─── Available data

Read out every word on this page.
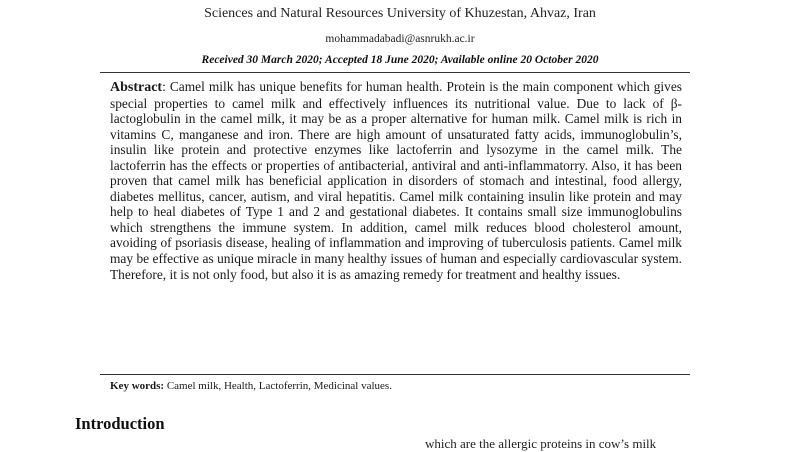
Sciences and Natural Resources University of Khuzestan, Ahvaz, Iran
mohammadabadi@asnrukh.ac.ir
Received 30 March 2020; Accepted 18 June 2020; Available online 20 October 2020

Abstract: Camel milk has unique benefits for human health. Protein is the main component which gives special properties to camel milk and effectively influences its nutritional value. Due to lack of β-lactoglobulin in the camel milk, it may be as a proper alternative for human milk. Camel milk is rich in vitamins C, manganese and iron. There are high amount of unsaturated fatty acids, immunoglobulin’s, insulin like protein and protective enzymes like lactoferrin and lysozyme in the camel milk. The lactoferrin has the effects or properties of antibacterial, antiviral and anti-inflammatorry. Also, it has been proven that camel milk has beneficial application in disorders of stomach and intestinal, food allergy, diabetes mellitus, cancer, autism, and viral hepatitis. Camel milk containing insulin like protein and may help to heal diabetes of Type 1 and 2 and gestational diabetes. It contains small size immunoglobulins which strengthens the immune system. In addition, camel milk reduces blood cholesterol amount, avoiding of psoriasis disease, healing of inflammation and improving of tuberculosis patients. Camel milk may be effective as unique miracle in many healthy issues of human and especially cardiovascular system. Therefore, it is not only food, but also it is as amazing remedy for treatment and healthy issues.

Key words: Camel milk, Health, Lactoferrin, Medicinal values.
Introduction
which are the allergic proteins in cow’s milk
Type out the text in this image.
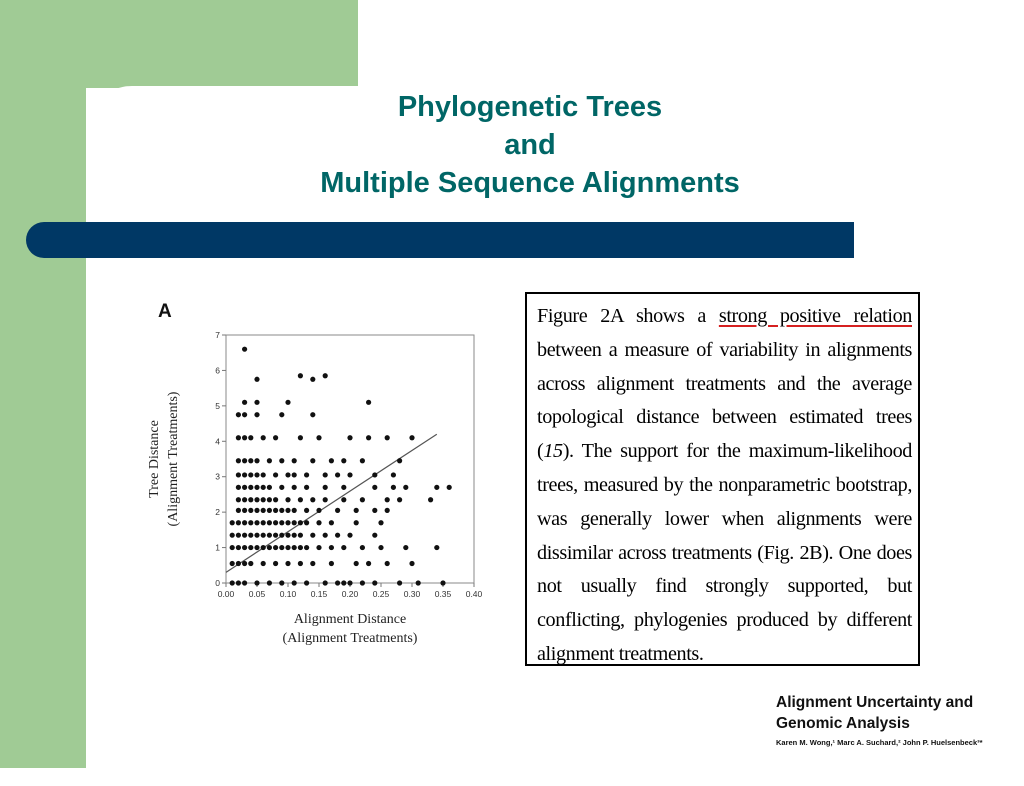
Phylogenetic Trees
and
Multiple Sequence Alignments
A
0
1
2
3
4
5
6
7
0.00 0.05 0.10 0.15 0.20 0.25 0.30 0.35 0.40
Alignment Distance
(Alignment Treatments)
Tree Distance (Alignment Treatments)
Figure 2A shows a strong positive relation between a measure of variability in alignments across alignment treatments and the average topological distance between estimated trees (15). The support for the maximum-likelihood trees, measured by the nonparametric bootstrap, was generally lower when alignments were dissimilar across treatments (Fig. 2B). One does not usually find strongly supported, but conflicting, phylogenies produced by different alignment treatments.
Alignment Uncertainty and
Genomic Analysis
Karen M. Wong,¹ Marc A. Suchard,² John P. Huelsenbeck³*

──────

- Activity
In the data above, find each line that has the word "this" and copy it out.

- Answer section
Read out every word on this page.
Type out the text in this image.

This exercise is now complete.